* Textauszug
++++++++

Der Untergang des virtuellen Abendlandes
Ich bin depressiv. Nach außen wirke ich meist fröhlich, doch es ist wahr. Meine Seele verdunkelt sich in regelmäßigen Abständen. Zwei Mal täglich, an vier Tagen in der Woche, für 35 Minuten am Stück. Manchmal ist es auch weniger, doch das ist selten. Nur wenn ich mich beeile – aber wer will das schon, wenn man depressiv ist?
In the zone
Wann es wieder so weit sein wird, weiß ich genau – mein Stundenplan an der Uni gibt es mir vor. Sobald ich mich das nächste Mal auf den Weg zum Campus machen werde, wird es wieder passieren. Sobald ich mich in mein Auto setze und den Gurt anlege, sobald ich den Zündschlüssel umdrehe und meine CD anspringt, ist es wieder so weit. Es ist immer das Gleiche, denn ich höre das immer gleiche Lied. Noch bevor ich überhaupt den Motor anmache, ertönen aus den Boxen bereits die ersten Takte der gemütlichen Drum’n’Bass-Melodie. Sie bleiben einige Sekunden stehen, bevor sich schließlich diese sphärische Hintergrundmelodie dazugesellt, die mich wieder so sehr in meine dunkle Welt ziehen wird. Man muss es selber gehört haben. Man muss es hören, um diesen Text zu verstehen.
Sobald ich zu diesem Lied auf der Straße unterwegs bin, fühle ich mich nicht mehr im Hier und Jetzt. Ich sehe die Dinge nicht, wie ich sie sonst sehe – all die Schilder, Autos und Lichter. Stattdessen sitze ich in meiner Fahrerkabine und bin in die Vergangenheit gereist. In das Jahr 1998, wo der Song mit „Need For Speed: Brennender Asphalt“ seinen Ursprung hat. Das ist mittlerweile 13 Jahre her und in der Serienchronologie unglaubliche 14 Teile vor dem aktuellsten „Need For Speed“-Titel – „The Run“ – der am 17. November 2011 veröffentlicht werden wird. 35 Minuten Nostalgie pur, denn so lange brauche ich für die 42 Kilometer zwischen meinem zu Hause und der Uni.

++++++++

* Aufgaben
a) Gib den Textauszug zwischen „Sobald ich zu“ und „und der Uni.“ einschließlich wieder und tausche dabei „Schilder“ gegen „Ampeln“.
b) Nenne alle Dinge auf der Straße, die laut Textauszug zu diesem Lied nicht mehr so gesehen werden wie sonst.

(Angaben zur Lage der Elemente)
++++++++

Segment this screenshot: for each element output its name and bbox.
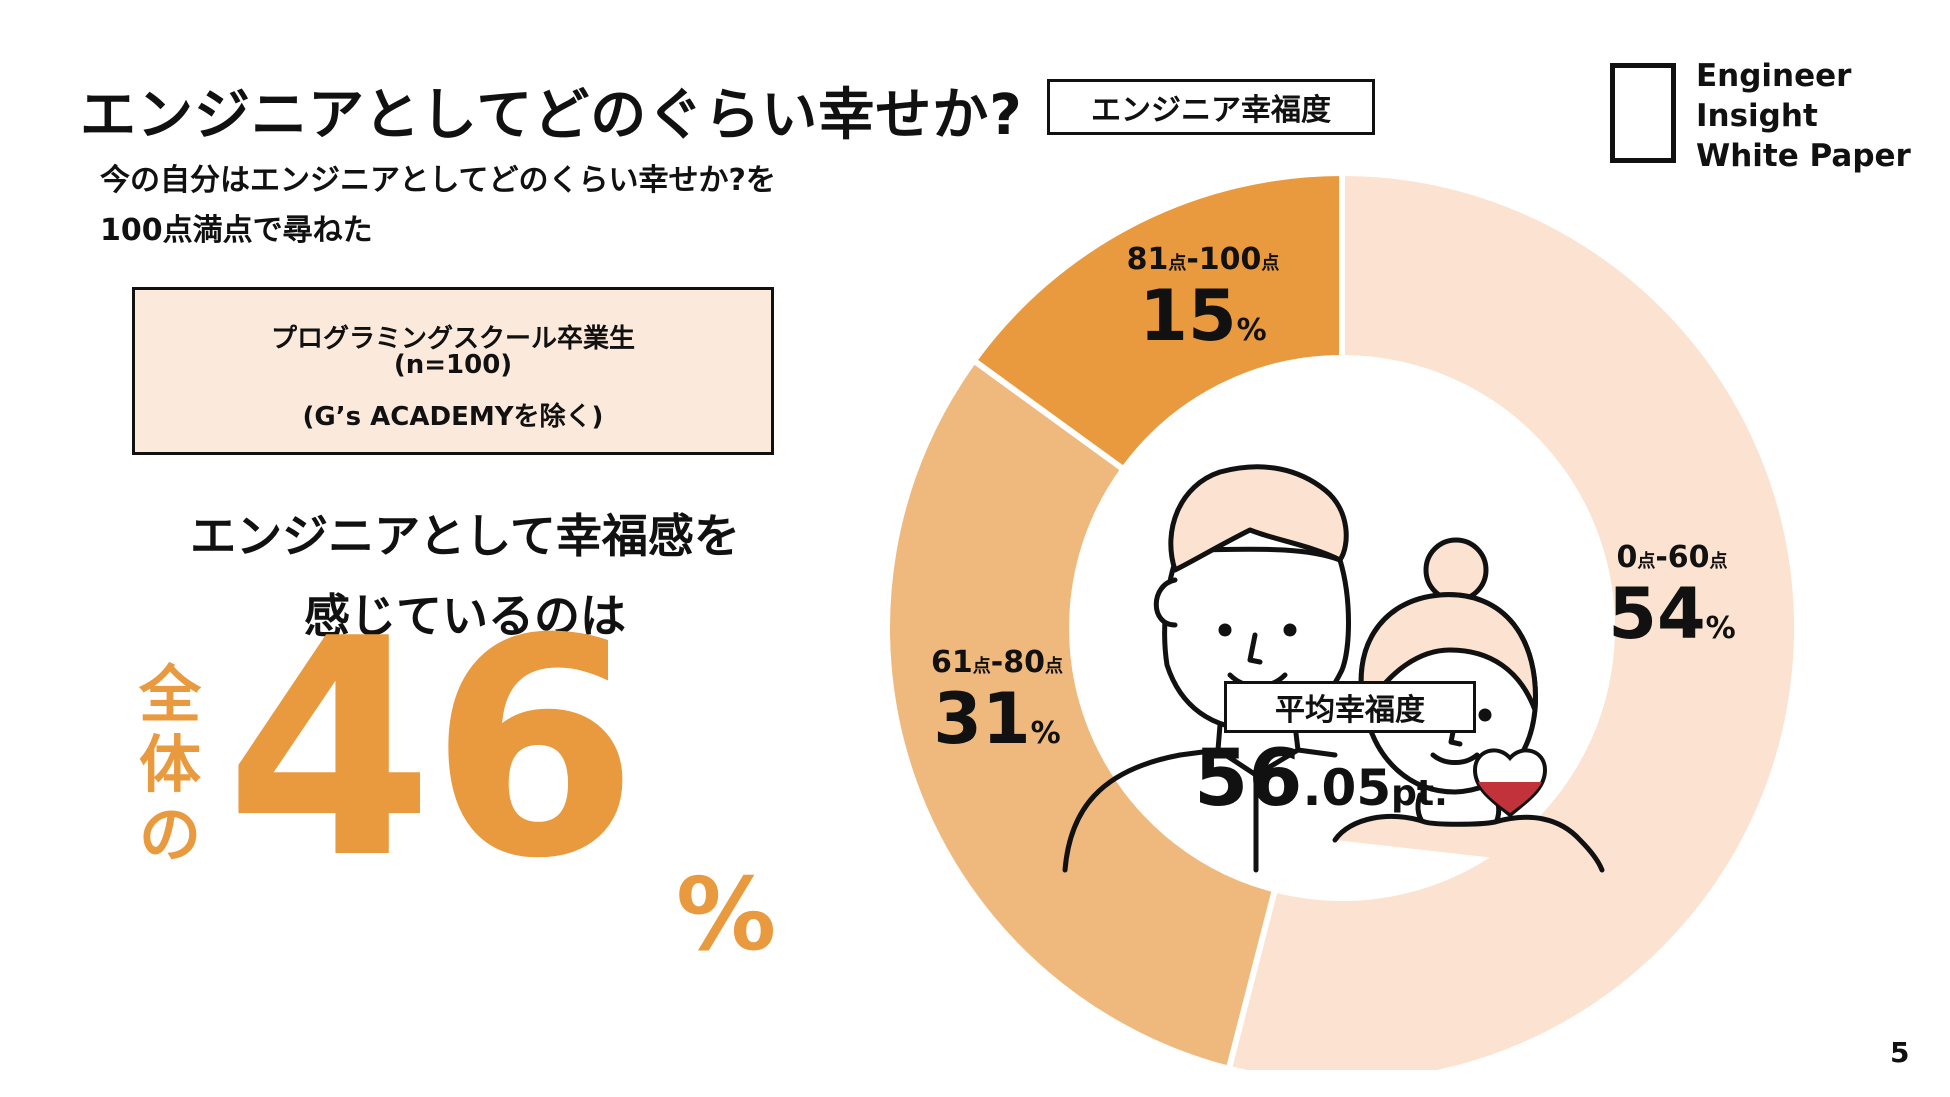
subtitle: 今の自分はエンジニアとしてどのくらい幸せか?を 100点満点で尋ねた (100, 156, 776, 256)
donut-segments (884, 169, 1800, 1070)
subtitle-line-2: 100点満点で尋ねた (100, 213, 373, 248)
headline-line-1: エンジニアとして幸福感を (190, 509, 740, 563)
big-percentage-unit: % (676, 856, 777, 973)
logo-mark (1610, 63, 1676, 163)
subtitle-line-1: 今の自分はエンジニアとしてどのくらい幸せか?を (100, 163, 776, 198)
segment-label-mid-range: 61点-80点 (931, 645, 1063, 680)
average-value-dec: .05 (1302, 759, 1392, 817)
headline-line-2: 感じているのは (304, 589, 626, 643)
segment-label-low-range: 0点-60点 (1616, 540, 1728, 575)
heart-icon (1472, 748, 1548, 818)
segment-label-high-value: 15% (1139, 275, 1267, 357)
donut-segment-mid (884, 356, 1279, 1070)
donut-chart (884, 169, 1800, 1070)
page-title: エンジニアとしてどのぐらい幸せか? (80, 83, 1023, 148)
segment-label-low-value: 54% (1608, 573, 1736, 655)
segment-label-high: 81点-100点 15% (1108, 242, 1298, 357)
donut-segment-high (969, 169, 1345, 474)
zentai-label: 全体の (138, 658, 201, 871)
average-value-unit: pt. (1391, 773, 1448, 814)
average-value-int: 56 (1194, 734, 1303, 824)
sample-line-3: (G’s ACADEMYを除く) (302, 402, 604, 432)
segment-label-high-range: 81点-100点 (1126, 242, 1280, 277)
topic-tag: エンジニア幸福度 (1047, 79, 1375, 135)
segment-label-low: 0点-60点 54% (1597, 540, 1747, 655)
segment-label-mid-value: 31% (933, 678, 1061, 760)
headline: エンジニアとして幸福感を 感じているのは (100, 496, 830, 656)
logo-line-1: Engineer (1696, 58, 1852, 94)
sample-line-2: (n=100) (393, 350, 513, 380)
page-number: 5 (1890, 1036, 1910, 1069)
average-label: 平均幸福度 (1224, 681, 1476, 733)
segment-label-mid: 61点-80点 31% (912, 645, 1082, 760)
logo-line-3: White Paper (1696, 138, 1911, 174)
average-value: 56.05pt. (1194, 740, 1448, 818)
logo-line-2: Insight (1696, 98, 1818, 134)
donut-segment-low (1225, 169, 1800, 1070)
sample-line-1: プログラミングスクール卒業生 (270, 324, 635, 354)
logo-text: Engineer Insight White Paper (1696, 56, 1911, 176)
big-percentage: 46 (225, 575, 638, 924)
sample-box: プログラミングスクール卒業生 (n=100) (G’s ACADEMYを除く) (132, 287, 774, 455)
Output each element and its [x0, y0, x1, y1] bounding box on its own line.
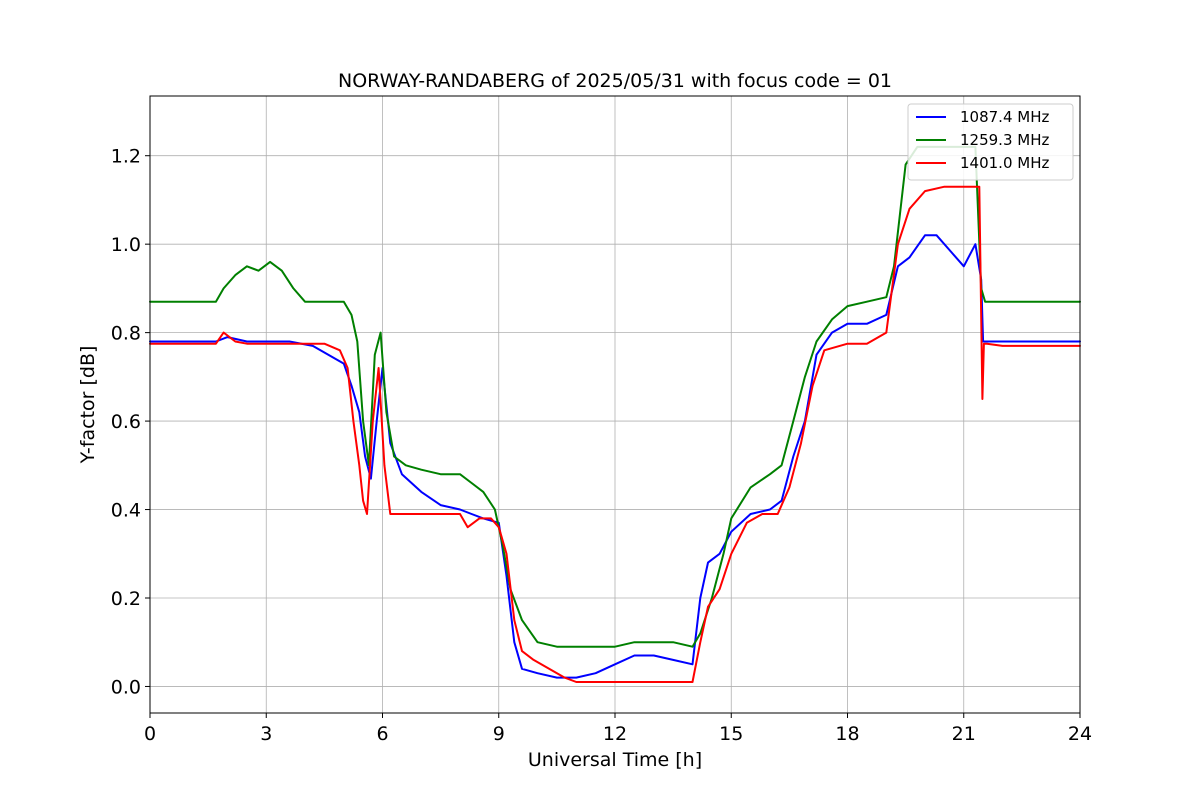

++++++++

* Ergebnisse
a)
Sobald ich zu diesem Lied auf der Straße unterwegs bin, fühle ich mich nicht mehr im Hier und Jetzt. Ich sehe die Dinge nicht, wie ich sie sonst sehe – all die Ampeln, Autos und Lichter. Stattdessen sitze ich in meiner Fahrerkabine und bin in die Vergangenheit gereist. In das Jahr 1998, wo der Song mit „Need For Speed: Brennender Asphalt“ seinen Ursprung hat. Das ist mittlerweile 13 Jahre her und in der Serienchronologie unglaubliche 14 Teile vor dem aktuellsten „Need For Speed“-Titel – „The Run“ – der am 17. November 2011 veröffentlicht werden wird. 35 Minuten Nostalgie pur, denn so lange brauche ich für die 42 Kilometer zwischen meinem zu Hause und der Uni.

b) Schilder, Autos und Lichter.